WORK TO COMPLETE: Which lines hold the word "Buffett"? Copy each of them from the material.

THE DATA:
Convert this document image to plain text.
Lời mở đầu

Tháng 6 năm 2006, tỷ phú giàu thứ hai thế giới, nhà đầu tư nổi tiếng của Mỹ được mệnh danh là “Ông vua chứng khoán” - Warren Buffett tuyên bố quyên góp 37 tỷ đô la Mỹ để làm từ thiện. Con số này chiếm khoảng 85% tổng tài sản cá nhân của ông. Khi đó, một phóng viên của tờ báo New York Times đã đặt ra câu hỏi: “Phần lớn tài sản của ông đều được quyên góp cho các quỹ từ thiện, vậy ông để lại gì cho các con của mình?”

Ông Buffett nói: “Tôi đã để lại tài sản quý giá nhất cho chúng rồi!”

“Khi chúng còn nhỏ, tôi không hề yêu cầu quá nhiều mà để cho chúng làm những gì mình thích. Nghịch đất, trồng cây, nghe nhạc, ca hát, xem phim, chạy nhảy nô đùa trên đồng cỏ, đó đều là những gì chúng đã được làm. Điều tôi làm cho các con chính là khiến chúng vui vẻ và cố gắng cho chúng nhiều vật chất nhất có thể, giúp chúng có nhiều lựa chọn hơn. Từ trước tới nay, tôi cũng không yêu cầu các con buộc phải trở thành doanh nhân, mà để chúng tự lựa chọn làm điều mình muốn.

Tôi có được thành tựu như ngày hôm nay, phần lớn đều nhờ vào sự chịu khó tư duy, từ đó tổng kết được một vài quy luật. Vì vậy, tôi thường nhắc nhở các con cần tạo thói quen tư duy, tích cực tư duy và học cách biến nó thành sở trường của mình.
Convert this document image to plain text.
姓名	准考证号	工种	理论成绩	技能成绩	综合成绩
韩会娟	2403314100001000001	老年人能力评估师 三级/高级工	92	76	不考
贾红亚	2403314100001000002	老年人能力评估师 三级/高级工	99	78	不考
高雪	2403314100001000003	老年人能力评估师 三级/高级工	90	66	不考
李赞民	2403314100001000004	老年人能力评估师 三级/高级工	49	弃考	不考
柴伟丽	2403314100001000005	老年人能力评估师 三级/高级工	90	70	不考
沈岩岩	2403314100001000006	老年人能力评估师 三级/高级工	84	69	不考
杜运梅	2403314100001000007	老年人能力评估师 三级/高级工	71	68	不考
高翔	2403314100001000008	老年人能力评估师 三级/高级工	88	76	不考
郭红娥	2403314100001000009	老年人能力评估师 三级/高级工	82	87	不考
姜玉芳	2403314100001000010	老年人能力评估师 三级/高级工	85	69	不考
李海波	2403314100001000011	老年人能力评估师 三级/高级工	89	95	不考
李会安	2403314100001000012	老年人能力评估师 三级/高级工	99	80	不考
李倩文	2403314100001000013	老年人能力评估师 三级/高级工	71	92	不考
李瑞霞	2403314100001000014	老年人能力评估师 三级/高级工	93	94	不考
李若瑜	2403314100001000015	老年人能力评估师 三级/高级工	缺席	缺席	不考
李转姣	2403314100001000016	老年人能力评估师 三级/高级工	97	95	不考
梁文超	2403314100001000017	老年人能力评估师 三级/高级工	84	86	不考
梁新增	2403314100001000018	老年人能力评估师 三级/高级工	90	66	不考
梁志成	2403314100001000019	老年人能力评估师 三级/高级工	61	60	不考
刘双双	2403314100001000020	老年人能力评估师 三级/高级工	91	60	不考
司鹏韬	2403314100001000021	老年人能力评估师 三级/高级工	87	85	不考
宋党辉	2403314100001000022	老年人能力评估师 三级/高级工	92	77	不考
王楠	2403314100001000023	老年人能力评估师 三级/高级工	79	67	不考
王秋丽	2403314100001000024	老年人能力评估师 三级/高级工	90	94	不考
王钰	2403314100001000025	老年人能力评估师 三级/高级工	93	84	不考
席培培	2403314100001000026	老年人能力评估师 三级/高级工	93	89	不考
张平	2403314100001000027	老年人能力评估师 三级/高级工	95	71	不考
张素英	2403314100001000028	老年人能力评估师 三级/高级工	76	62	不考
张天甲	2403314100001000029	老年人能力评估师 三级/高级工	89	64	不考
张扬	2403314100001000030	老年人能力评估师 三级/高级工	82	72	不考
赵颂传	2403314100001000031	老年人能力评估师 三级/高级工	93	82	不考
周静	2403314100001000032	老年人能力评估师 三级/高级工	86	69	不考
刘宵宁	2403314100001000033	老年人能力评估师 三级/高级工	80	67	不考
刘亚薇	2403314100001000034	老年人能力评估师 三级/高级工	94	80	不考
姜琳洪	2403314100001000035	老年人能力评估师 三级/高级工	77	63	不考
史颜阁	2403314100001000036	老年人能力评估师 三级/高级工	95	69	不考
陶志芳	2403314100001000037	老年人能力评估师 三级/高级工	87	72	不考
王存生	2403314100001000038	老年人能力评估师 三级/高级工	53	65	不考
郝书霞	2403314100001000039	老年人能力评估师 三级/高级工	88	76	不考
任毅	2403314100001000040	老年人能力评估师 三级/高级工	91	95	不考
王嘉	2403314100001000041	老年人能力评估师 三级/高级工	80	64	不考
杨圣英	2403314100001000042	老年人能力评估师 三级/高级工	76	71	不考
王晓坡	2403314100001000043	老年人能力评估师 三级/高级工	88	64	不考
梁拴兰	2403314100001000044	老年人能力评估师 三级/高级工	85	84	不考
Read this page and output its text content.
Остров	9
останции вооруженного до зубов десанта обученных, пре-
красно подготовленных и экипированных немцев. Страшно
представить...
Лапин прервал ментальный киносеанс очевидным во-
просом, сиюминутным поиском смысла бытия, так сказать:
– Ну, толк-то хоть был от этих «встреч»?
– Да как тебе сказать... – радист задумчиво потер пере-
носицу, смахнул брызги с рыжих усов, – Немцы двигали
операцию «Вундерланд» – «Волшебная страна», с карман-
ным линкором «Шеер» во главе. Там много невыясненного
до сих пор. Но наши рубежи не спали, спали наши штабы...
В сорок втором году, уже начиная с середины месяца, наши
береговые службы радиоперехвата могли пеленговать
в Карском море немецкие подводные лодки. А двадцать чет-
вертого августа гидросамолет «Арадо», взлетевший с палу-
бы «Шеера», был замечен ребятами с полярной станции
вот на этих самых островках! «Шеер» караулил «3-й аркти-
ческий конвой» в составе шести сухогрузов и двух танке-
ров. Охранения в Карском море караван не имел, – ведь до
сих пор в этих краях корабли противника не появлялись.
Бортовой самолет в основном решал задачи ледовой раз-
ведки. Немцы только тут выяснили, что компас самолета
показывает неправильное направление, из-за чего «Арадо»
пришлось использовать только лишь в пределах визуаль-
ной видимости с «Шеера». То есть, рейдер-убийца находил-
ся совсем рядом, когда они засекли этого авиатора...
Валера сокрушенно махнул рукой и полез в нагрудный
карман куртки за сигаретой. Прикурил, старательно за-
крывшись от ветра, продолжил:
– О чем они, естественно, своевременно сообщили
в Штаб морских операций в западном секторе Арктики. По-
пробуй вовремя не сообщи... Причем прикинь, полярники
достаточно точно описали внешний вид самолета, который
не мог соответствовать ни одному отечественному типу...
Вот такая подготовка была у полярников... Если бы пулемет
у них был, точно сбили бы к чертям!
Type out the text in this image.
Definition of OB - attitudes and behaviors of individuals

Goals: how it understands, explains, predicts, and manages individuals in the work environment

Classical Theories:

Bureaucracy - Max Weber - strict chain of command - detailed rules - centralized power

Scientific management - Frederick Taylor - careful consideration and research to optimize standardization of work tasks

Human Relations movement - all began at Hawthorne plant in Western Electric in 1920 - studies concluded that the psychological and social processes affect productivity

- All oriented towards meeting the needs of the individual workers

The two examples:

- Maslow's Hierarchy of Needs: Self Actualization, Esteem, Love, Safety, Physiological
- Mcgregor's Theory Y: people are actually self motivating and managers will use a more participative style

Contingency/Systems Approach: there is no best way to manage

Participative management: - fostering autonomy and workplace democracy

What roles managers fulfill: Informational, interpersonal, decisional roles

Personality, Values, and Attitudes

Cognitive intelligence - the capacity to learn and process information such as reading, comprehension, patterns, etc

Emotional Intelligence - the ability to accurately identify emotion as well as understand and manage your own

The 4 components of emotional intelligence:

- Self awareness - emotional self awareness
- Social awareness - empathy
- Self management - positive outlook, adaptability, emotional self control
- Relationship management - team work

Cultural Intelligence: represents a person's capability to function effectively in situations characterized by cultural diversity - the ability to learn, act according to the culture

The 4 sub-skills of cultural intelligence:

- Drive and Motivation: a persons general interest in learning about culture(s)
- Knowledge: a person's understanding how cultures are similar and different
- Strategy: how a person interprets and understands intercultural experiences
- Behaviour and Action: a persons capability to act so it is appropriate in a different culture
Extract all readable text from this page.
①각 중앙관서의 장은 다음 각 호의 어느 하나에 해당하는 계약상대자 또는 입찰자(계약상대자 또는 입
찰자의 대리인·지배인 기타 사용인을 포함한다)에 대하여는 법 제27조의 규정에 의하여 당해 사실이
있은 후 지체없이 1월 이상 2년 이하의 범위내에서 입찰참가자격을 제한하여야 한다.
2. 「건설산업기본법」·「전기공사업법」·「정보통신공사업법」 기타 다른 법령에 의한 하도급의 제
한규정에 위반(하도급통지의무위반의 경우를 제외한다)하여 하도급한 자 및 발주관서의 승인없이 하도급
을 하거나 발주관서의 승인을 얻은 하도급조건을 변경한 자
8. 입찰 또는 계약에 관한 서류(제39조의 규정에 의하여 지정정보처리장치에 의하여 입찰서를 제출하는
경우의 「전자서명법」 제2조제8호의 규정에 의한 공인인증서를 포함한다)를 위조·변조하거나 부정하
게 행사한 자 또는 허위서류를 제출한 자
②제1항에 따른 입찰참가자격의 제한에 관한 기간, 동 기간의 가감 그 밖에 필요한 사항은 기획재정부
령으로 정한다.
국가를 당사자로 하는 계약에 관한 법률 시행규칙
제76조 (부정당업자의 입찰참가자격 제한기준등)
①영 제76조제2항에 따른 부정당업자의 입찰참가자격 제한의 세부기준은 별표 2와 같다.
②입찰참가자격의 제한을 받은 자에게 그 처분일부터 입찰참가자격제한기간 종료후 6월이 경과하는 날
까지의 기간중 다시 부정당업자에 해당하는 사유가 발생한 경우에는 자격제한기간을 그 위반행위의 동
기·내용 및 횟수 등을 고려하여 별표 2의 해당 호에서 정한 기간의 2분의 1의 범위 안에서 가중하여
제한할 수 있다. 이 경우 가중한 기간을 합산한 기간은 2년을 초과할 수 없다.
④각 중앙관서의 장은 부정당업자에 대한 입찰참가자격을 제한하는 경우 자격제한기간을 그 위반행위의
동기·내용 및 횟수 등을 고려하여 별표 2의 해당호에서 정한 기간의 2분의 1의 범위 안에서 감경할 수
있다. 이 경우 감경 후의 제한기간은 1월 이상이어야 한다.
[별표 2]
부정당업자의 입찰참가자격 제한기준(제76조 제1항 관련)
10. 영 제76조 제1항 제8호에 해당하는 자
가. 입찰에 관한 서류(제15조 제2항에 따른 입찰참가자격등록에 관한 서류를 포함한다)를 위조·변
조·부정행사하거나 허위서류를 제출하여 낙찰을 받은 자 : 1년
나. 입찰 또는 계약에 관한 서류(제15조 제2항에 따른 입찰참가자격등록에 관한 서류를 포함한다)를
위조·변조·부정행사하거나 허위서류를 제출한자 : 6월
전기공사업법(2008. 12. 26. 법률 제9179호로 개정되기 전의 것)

SOLVED EXERCISE:
Tháng 6 năm 2006, tỷ phú giàu thứ hai thế giới, nhà đầu tư nổi tiếng của Mỹ được mệnh danh là “Ông vua chứng khoán” - Warren Buffett tuyên bố quyên góp 37 tỷ đô la Mỹ để làm từ thiện. Con số này chiếm khoảng 85% tổng tài sản cá nhân của ông. Khi đó, một phóng viên của tờ báo New York Times đã đặt ra câu hỏi: “Phần lớn tài sản của ông đều được quyên góp cho các quỹ từ thiện, vậy ông để lại gì cho các con của mình?”
Ông Buffett nói: “Tôi đã để lại tài sản quý giá nhất cho chúng rồi!”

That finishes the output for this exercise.